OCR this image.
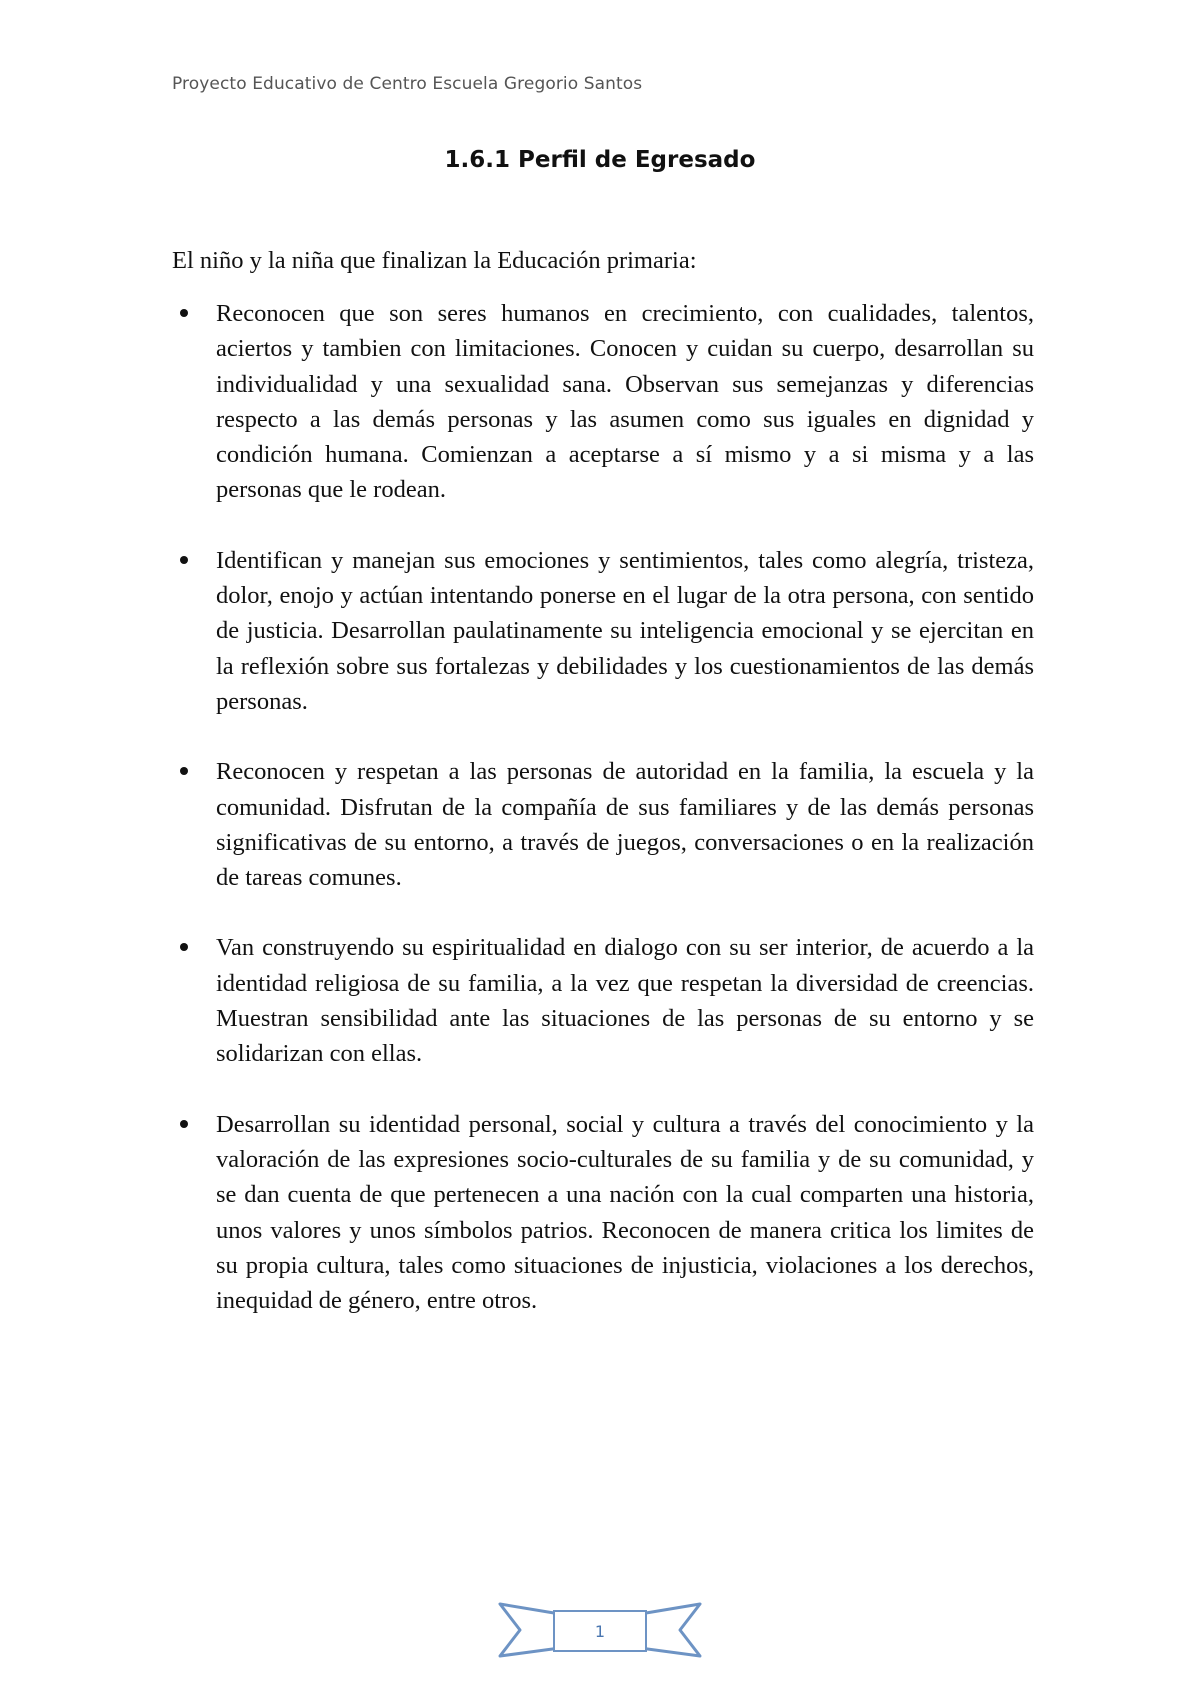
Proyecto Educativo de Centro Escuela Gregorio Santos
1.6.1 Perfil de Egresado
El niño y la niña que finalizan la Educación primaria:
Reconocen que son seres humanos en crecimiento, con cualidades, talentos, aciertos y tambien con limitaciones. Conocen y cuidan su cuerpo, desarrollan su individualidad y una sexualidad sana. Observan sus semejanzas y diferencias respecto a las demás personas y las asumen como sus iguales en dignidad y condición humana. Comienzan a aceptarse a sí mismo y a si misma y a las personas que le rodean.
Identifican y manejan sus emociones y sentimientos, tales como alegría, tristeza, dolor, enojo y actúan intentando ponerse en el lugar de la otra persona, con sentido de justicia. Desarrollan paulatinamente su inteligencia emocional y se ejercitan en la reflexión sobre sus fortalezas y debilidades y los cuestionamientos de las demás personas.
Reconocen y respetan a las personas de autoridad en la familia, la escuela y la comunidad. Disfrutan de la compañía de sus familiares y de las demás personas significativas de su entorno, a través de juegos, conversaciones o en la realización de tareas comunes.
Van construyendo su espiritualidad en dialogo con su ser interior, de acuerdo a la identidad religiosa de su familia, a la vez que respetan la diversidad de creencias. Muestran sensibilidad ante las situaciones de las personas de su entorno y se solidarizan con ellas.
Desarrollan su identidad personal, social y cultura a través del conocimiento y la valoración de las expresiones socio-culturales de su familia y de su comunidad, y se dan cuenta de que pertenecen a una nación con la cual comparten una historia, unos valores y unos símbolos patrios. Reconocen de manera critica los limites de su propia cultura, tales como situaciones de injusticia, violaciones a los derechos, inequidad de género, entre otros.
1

##############################

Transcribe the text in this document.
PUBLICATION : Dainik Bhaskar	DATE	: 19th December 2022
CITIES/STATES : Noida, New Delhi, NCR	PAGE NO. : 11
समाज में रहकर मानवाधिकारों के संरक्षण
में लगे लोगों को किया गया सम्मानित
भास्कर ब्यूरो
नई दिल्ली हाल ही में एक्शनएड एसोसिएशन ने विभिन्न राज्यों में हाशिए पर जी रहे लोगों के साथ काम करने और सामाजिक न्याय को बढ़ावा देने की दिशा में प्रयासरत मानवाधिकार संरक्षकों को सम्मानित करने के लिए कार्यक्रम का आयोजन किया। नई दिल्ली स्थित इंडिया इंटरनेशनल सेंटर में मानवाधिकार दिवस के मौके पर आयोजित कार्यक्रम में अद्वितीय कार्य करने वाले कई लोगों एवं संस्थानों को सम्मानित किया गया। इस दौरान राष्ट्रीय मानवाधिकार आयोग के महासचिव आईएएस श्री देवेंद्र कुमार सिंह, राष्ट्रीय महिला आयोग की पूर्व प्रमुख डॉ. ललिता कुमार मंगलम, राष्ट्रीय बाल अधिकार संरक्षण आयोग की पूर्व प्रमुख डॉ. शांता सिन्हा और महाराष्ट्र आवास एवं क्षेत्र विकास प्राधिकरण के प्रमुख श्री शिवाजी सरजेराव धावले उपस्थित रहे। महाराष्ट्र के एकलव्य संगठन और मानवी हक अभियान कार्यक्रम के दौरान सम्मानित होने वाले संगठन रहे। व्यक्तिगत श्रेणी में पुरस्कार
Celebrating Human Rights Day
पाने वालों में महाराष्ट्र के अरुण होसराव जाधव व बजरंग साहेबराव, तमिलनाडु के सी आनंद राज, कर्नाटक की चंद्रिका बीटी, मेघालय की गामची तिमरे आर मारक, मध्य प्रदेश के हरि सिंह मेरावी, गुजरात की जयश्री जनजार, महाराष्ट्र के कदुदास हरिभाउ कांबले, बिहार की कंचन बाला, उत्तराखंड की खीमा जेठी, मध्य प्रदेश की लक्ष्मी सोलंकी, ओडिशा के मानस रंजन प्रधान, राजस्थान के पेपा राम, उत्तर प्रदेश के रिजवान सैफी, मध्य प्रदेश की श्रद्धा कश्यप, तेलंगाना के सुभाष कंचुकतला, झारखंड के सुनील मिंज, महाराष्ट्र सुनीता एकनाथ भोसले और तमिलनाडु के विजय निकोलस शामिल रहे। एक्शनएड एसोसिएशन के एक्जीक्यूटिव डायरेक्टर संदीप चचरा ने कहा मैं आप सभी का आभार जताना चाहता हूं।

##############################

• [Your goal]
Search the listing for the string "this". Copy each line where it turns up.

• [Right answer]
OCR this image.
Transcribe the text in this document.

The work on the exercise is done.